§ **Set exercise**
Look through the material and copy each line holding "text".

§ **Records for the exercise**
** begin **

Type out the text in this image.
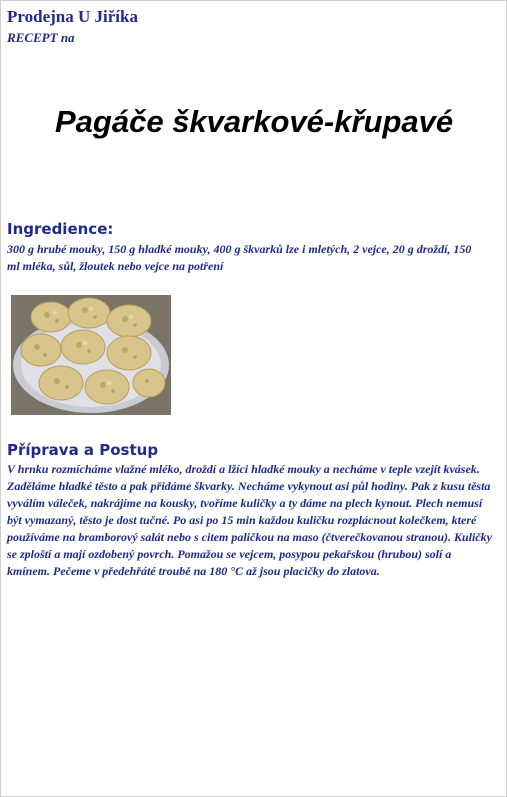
Prodejna U Jiříka
RECEPT na
Pagáče škvarkové-křupavé
Ingredience:
300 g hrubé mouky, 150 g hladké mouky, 400 g škvarků lze i mletých, 2 vejce, 20 g droždí, 150 ml mléka, sůl, žloutek nebo vejce na potření
Příprava a Postup
V hrnku rozmícháme vlažné mléko, droždí a lžíci hladké mouky a necháme v teple vzejít kvásek. Zaděláme hladké těsto a pak přidáme škvarky. Necháme vykynout asi půl hodiny. Pak z kusu těsta vyválím váleček, nakrájíme na kousky, tvoříme kuličky a ty dáme na plech kynout. Plech nemusí být vymazaný, těsto je dost tučné. Po asi po 15 min každou kuličku rozplácnout kolečkem, které používáme na bramborový salát nebo s citem paličkou na maso (čtverečkovanou stranou). Kuličky se zploští a mají ozdobený povrch. Pomažou se vejcem, posypou pekařskou (hrubou) solí a kmínem. Pečeme v předehřáté troubě na 180 °C až jsou placičky do zlatova.
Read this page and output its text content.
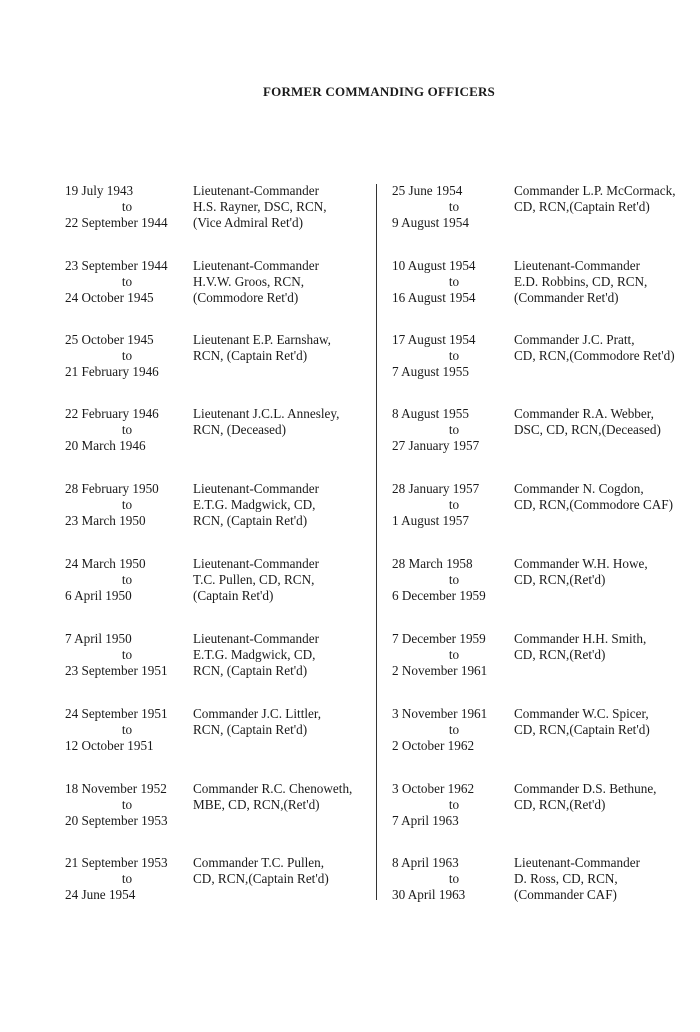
FORMER COMMANDING OFFICERS
19 July 1943
to
22 September 1944
Lieutenant-Commander
H.S. Rayner, DSC, RCN,
(Vice Admiral Ret'd)
23 September 1944
to
24 October 1945
Lieutenant-Commander
H.V.W. Groos, RCN,
(Commodore Ret'd)
25 October 1945
to
21 February 1946
Lieutenant E.P. Earnshaw,
RCN, (Captain Ret'd)
22 February 1946
to
20 March 1946
Lieutenant J.C.L. Annesley,
RCN, (Deceased)
28 February 1950
to
23 March 1950
Lieutenant-Commander
E.T.G. Madgwick, CD,
RCN, (Captain Ret'd)
24 March 1950
to
6 April 1950
Lieutenant-Commander
T.C. Pullen, CD, RCN,
(Captain Ret'd)
7 April 1950
to
23 September 1951
Lieutenant-Commander
E.T.G. Madgwick, CD,
RCN, (Captain Ret'd)
24 September 1951
to
12 October 1951
Commander J.C. Littler,
RCN, (Captain Ret'd)
18 November 1952
to
20 September 1953
Commander R.C. Chenoweth,
MBE, CD, RCN,(Ret'd)
21 September 1953
to
24 June 1954
Commander T.C. Pullen,
CD, RCN,(Captain Ret'd)
25 June 1954
to
9 August 1954
Commander L.P. McCormack,
CD, RCN,(Captain Ret'd)
10 August 1954
to
16 August 1954
Lieutenant-Commander
E.D. Robbins, CD, RCN,
(Commander Ret'd)
17 August 1954
to
7 August 1955
Commander J.C. Pratt,
CD, RCN,(Commodore Ret'd)
8 August 1955
to
27 January 1957
Commander R.A. Webber,
DSC, CD, RCN,(Deceased)
28 January 1957
to
1 August 1957
Commander N. Cogdon,
CD, RCN,(Commodore CAF)
28 March 1958
to
6 December 1959
Commander W.H. Howe,
CD, RCN,(Ret'd)
7 December 1959
to
2 November 1961
Commander H.H. Smith,
CD, RCN,(Ret'd)
3 November 1961
to
2 October 1962
Commander W.C. Spicer,
CD, RCN,(Captain Ret'd)
3 October 1962
to
7 April 1963
Commander D.S. Bethune,
CD, RCN,(Ret'd)
8 April 1963
to
30 April 1963
Lieutenant-Commander
D. Ross, CD, RCN,
(Commander CAF)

** end **

§ **Response for this exercise**
Type out the text in this image.
Read this page and output its text content.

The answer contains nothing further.